-- REQUIRED WORK --
Reproduce word for word everything from the start of the listing down to and including the line that contains "Give bounding boxes", leaving out the pictures.

-- EXERCISE INPUT --
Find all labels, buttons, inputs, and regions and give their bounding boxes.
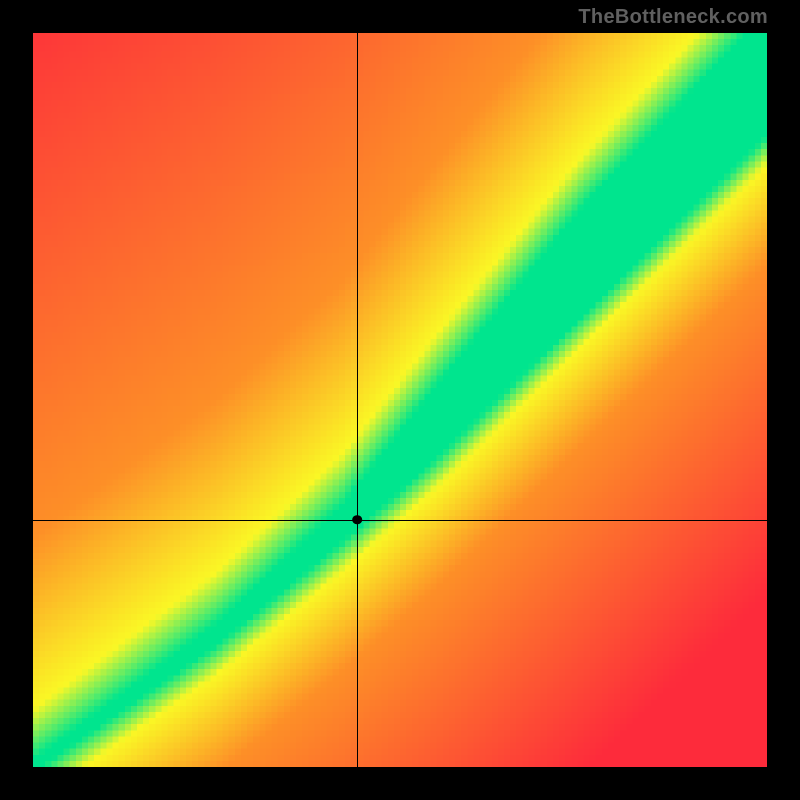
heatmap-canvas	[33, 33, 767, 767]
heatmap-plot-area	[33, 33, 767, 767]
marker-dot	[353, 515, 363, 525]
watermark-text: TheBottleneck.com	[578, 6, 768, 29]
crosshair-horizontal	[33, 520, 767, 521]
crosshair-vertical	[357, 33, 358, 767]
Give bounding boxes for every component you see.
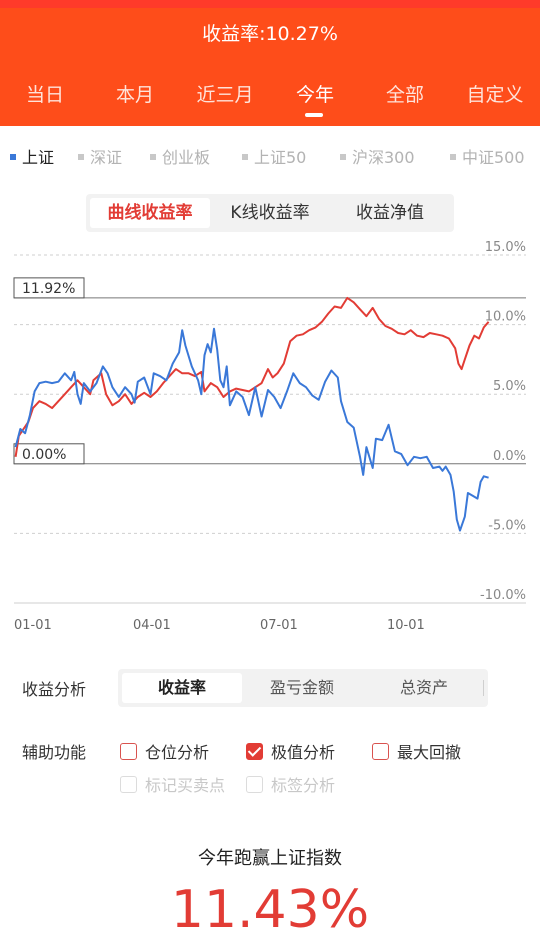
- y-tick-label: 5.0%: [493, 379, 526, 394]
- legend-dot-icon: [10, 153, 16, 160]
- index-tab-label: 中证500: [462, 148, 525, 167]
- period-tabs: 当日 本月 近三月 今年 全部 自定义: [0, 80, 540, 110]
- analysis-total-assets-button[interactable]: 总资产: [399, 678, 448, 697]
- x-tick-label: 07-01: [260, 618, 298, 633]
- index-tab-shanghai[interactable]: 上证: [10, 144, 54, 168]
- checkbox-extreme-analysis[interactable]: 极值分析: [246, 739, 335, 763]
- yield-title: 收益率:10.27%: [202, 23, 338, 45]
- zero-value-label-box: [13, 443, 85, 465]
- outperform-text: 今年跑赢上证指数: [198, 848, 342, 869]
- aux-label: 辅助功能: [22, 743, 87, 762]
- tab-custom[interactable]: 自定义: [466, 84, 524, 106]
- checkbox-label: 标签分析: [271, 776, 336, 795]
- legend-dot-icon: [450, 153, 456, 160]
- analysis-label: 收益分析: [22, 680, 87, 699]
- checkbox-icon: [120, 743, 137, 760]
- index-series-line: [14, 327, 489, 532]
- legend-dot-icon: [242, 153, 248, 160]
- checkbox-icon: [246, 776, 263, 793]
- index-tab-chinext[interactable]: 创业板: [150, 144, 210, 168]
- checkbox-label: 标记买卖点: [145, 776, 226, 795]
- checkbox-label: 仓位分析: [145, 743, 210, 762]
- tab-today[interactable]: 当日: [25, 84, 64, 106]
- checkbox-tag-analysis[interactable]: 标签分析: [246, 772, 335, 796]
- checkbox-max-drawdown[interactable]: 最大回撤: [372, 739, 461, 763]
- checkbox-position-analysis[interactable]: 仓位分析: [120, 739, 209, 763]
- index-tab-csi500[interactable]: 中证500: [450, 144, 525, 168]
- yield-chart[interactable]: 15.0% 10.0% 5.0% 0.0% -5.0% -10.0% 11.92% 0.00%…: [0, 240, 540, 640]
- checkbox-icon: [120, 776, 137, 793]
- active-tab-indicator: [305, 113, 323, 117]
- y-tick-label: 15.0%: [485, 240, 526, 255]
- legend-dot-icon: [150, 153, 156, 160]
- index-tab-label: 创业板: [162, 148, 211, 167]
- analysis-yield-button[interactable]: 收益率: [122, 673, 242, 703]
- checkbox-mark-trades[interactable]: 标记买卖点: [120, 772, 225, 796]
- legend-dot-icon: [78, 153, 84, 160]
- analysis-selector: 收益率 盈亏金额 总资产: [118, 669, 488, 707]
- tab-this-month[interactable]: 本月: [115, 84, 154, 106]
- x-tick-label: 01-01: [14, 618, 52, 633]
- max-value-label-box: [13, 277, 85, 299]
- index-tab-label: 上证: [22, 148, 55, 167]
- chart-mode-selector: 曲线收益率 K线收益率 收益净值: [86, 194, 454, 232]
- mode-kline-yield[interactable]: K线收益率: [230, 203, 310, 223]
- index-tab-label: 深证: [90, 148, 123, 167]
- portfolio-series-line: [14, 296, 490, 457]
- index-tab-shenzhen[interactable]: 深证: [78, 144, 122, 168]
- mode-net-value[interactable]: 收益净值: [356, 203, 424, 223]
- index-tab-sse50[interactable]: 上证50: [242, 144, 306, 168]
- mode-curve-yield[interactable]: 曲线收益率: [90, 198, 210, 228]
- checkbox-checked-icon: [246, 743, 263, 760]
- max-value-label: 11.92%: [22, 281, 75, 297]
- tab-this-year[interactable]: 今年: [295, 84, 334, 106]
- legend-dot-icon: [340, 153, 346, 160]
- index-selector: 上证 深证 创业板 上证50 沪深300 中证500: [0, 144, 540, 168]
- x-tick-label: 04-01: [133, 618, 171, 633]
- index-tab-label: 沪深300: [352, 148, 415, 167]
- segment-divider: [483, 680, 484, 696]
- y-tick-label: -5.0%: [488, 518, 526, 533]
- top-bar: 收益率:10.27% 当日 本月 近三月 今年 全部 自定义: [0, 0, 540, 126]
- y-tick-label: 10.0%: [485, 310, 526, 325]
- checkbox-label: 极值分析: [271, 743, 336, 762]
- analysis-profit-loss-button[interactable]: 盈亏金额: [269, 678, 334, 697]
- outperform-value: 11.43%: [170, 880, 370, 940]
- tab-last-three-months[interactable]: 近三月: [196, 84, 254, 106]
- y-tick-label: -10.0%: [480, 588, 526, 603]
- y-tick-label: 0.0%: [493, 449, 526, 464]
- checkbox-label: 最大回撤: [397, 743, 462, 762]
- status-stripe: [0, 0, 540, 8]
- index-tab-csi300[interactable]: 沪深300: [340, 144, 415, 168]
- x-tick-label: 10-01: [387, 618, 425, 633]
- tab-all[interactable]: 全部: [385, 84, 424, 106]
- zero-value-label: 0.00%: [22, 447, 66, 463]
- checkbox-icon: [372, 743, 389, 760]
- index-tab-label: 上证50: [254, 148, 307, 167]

-- RESPONSE TO THE EXERCISE --
Find all labels, buttons, inputs, and regions and give their bounding boxes.
heatmap-canvas	[33, 33, 767, 767]
heatmap-plot-area	[33, 33, 767, 767]
marker-dot	[353, 515, 363, 525]
watermark-text: TheBottleneck.com	[578, 6, 768, 29]
crosshair-horizontal	[33, 520, 767, 521]
crosshair-vertical	[357, 33, 358, 767]
Give bounding boxes for every component you see.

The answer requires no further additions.